**EXTRACTED DATA**:
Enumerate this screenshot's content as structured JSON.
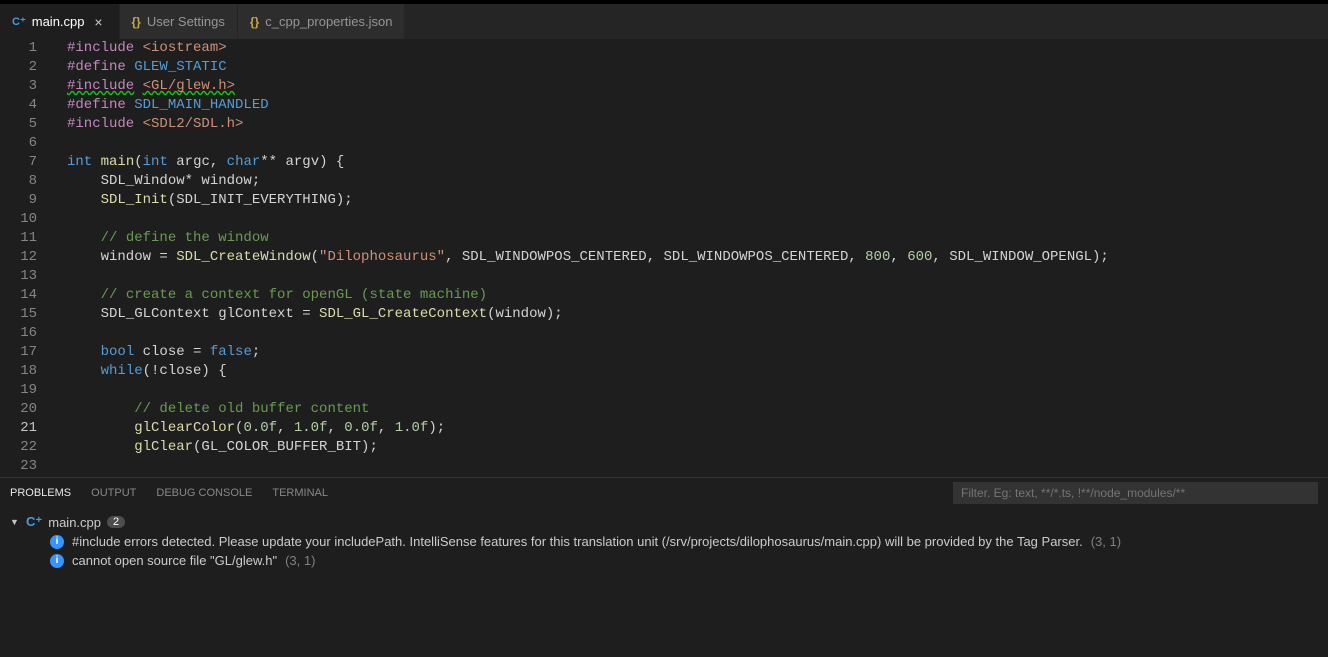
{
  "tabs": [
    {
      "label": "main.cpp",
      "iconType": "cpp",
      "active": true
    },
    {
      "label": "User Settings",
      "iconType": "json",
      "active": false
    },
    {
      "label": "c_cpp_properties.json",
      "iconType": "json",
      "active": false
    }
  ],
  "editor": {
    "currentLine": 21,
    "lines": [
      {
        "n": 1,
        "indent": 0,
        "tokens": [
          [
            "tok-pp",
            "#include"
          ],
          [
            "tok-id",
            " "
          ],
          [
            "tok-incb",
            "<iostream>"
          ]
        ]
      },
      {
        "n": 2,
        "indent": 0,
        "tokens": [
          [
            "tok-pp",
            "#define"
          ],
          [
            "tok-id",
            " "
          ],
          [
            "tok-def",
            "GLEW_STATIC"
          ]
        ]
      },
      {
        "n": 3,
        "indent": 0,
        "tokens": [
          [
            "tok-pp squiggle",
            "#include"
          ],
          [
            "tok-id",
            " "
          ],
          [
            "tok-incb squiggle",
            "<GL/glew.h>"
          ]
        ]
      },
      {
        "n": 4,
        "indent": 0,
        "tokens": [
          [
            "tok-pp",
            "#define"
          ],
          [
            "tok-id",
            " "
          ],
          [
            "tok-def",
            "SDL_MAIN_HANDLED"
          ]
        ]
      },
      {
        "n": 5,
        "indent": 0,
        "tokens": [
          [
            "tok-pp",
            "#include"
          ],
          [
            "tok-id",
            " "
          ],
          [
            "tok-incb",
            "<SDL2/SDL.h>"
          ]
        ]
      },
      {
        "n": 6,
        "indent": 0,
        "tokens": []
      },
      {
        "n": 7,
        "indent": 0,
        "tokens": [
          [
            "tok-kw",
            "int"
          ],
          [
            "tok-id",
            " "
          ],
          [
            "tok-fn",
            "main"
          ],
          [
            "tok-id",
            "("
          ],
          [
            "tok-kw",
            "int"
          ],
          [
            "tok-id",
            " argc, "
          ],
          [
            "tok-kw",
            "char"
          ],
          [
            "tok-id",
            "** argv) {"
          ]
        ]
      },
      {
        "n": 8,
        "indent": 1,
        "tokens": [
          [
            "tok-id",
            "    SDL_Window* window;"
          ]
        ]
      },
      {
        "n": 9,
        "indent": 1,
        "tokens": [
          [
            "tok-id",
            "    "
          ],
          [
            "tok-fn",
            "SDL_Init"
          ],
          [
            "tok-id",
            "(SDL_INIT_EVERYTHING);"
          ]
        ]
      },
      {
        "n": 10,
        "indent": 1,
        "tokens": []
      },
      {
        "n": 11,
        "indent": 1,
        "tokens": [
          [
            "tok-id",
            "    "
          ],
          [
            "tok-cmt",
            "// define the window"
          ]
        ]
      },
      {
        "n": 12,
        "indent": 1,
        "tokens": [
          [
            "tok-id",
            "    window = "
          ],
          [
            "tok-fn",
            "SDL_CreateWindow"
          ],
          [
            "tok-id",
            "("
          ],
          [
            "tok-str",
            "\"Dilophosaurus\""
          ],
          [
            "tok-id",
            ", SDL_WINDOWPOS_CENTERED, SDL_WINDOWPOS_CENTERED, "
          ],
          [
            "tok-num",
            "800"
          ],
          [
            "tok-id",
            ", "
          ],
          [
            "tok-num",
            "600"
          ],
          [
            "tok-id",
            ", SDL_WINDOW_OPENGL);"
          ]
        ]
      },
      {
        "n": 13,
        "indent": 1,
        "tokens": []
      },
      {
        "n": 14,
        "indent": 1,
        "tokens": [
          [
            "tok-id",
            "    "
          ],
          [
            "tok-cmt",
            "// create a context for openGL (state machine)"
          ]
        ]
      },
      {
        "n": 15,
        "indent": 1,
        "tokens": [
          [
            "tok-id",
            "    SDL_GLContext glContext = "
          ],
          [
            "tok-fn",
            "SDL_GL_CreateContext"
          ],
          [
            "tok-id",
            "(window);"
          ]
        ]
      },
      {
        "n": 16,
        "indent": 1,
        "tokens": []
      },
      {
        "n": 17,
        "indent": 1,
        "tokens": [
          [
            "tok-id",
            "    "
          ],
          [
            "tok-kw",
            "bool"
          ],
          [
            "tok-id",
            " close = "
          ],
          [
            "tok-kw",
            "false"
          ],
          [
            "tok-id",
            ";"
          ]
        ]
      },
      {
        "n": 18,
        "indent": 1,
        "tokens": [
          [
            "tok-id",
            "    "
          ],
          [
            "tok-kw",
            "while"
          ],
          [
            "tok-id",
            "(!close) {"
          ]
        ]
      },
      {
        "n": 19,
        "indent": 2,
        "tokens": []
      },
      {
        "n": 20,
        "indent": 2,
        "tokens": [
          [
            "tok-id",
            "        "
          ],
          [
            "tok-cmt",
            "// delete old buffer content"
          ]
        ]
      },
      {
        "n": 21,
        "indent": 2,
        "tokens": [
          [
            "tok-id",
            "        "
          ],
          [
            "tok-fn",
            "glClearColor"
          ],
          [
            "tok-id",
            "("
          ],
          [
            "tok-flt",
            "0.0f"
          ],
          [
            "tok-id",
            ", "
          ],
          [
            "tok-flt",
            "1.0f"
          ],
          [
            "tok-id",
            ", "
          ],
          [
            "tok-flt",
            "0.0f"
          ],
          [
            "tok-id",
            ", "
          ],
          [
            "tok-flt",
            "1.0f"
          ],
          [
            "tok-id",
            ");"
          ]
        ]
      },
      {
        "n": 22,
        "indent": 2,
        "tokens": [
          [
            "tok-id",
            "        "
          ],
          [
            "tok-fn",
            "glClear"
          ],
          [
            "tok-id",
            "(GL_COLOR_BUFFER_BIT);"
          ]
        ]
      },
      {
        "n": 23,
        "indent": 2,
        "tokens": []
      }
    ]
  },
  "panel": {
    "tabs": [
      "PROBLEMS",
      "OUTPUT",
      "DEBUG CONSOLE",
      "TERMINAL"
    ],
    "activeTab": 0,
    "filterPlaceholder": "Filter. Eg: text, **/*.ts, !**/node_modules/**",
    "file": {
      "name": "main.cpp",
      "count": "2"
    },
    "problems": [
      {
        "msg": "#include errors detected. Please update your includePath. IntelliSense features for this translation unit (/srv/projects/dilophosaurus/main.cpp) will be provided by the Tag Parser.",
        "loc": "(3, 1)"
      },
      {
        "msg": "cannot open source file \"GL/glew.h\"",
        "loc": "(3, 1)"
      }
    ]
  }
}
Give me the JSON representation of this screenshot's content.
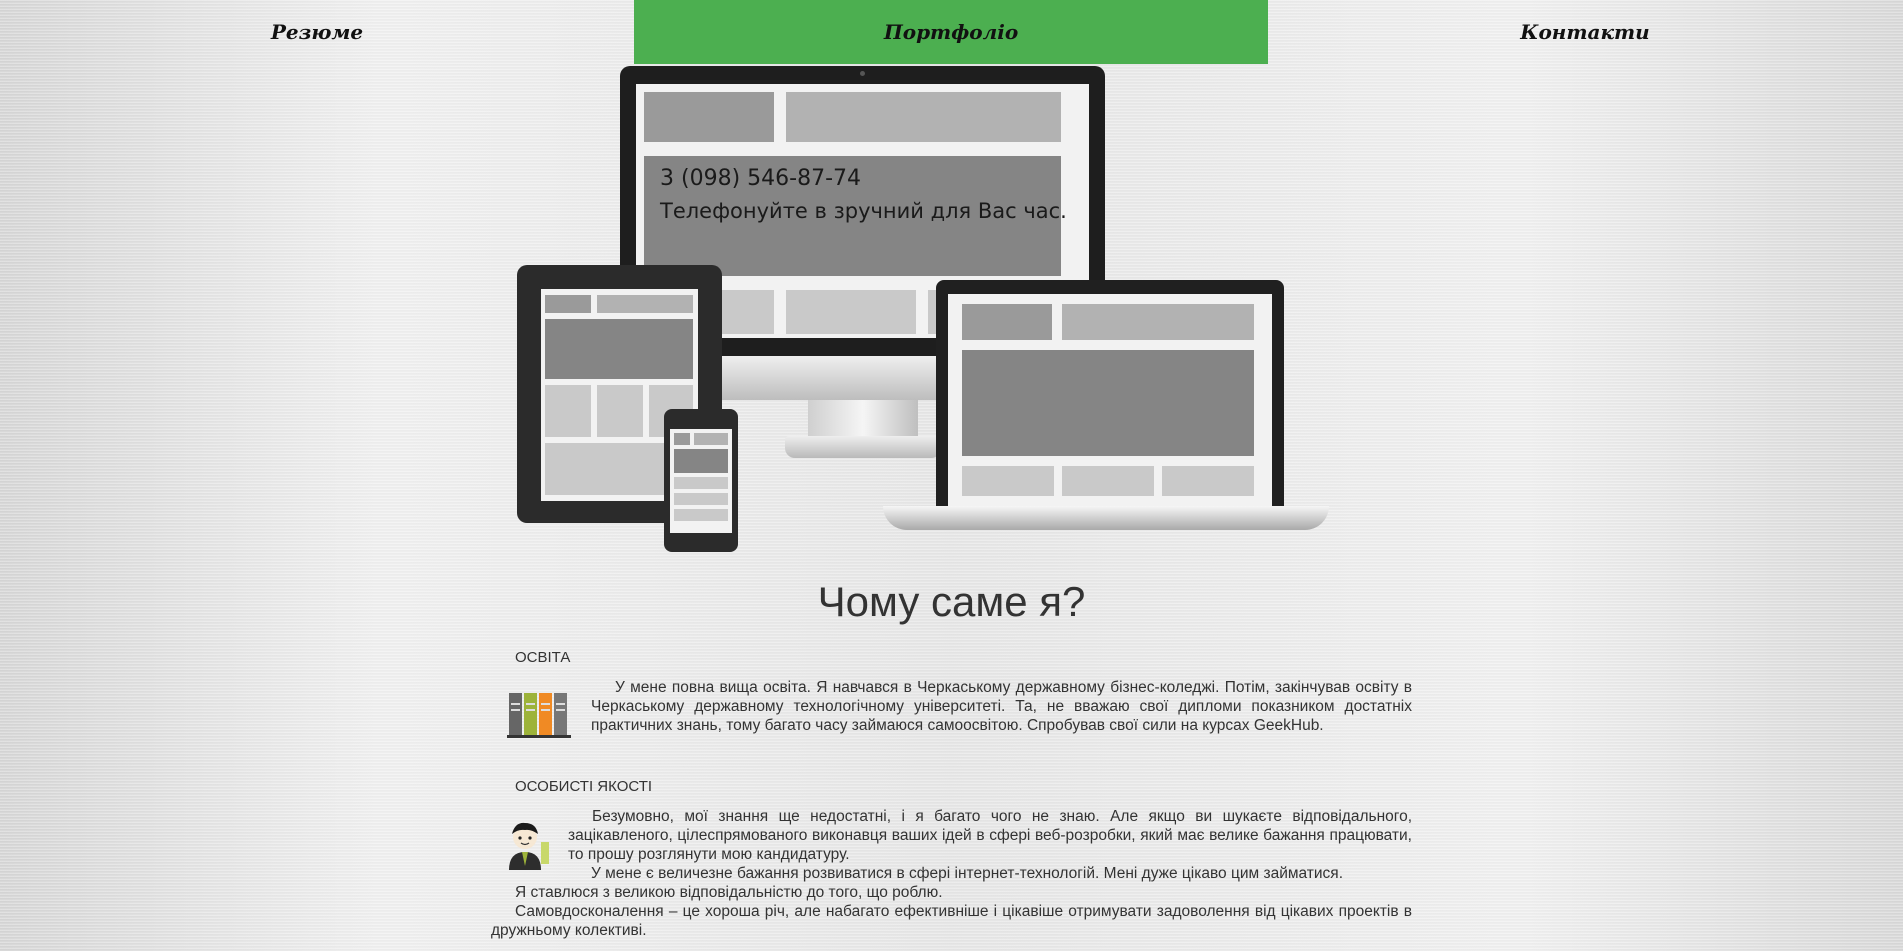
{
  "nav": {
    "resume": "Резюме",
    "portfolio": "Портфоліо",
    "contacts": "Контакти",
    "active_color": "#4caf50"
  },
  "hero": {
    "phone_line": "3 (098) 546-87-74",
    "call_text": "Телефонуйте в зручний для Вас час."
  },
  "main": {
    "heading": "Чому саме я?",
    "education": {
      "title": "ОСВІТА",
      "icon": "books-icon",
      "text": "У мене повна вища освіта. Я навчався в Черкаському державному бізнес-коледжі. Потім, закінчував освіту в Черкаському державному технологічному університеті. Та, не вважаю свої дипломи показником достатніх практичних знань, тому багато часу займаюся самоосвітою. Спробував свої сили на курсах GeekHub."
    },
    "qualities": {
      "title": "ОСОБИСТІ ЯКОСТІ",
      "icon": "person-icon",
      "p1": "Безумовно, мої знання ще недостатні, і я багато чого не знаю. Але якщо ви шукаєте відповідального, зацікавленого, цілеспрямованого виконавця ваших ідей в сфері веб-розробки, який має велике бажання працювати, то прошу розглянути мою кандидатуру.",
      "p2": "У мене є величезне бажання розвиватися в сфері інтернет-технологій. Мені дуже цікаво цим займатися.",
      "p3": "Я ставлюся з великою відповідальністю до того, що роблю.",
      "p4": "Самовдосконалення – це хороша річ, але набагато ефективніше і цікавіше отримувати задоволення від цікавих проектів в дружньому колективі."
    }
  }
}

**AIM OF THE EXERCISE**: Locate "Give me the" in the listing above, then print exactly the lines from that line through the final one, omitting all pictures.

**WRITTEN SOLUTION**:
Give me the JSON representation of this screenshot's content.
{
  "nav": {
    "resume": "Резюме",
    "portfolio": "Портфоліо",
    "contacts": "Контакти",
    "active_color": "#4caf50"
  },
  "hero": {
    "phone_line": "3 (098) 546-87-74",
    "call_text": "Телефонуйте в зручний для Вас час."
  },
  "main": {
    "heading": "Чому саме я?",
    "education": {
      "title": "ОСВІТА",
      "icon": "books-icon",
      "text": "У мене повна вища освіта. Я навчався в Черкаському державному бізнес-коледжі. Потім, закінчував освіту в Черкаському державному технологічному університеті. Та, не вважаю свої дипломи показником достатніх практичних знань, тому багато часу займаюся самоосвітою. Спробував свої сили на курсах GeekHub."
    },
    "qualities": {
      "title": "ОСОБИСТІ ЯКОСТІ",
      "icon": "person-icon",
      "p1": "Безумовно, мої знання ще недостатні, і я багато чого не знаю. Але якщо ви шукаєте відповідального, зацікавленого, цілеспрямованого виконавця ваших ідей в сфері веб-розробки, який має велике бажання працювати, то прошу розглянути мою кандидатуру.",
      "p2": "У мене є величезне бажання розвиватися в сфері інтернет-технологій. Мені дуже цікаво цим займатися.",
      "p3": "Я ставлюся з великою відповідальністю до того, що роблю.",
      "p4": "Самовдосконалення – це хороша річ, але набагато ефективніше і цікавіше отримувати задоволення від цікавих проектів в дружньому колективі."
    }
  }
}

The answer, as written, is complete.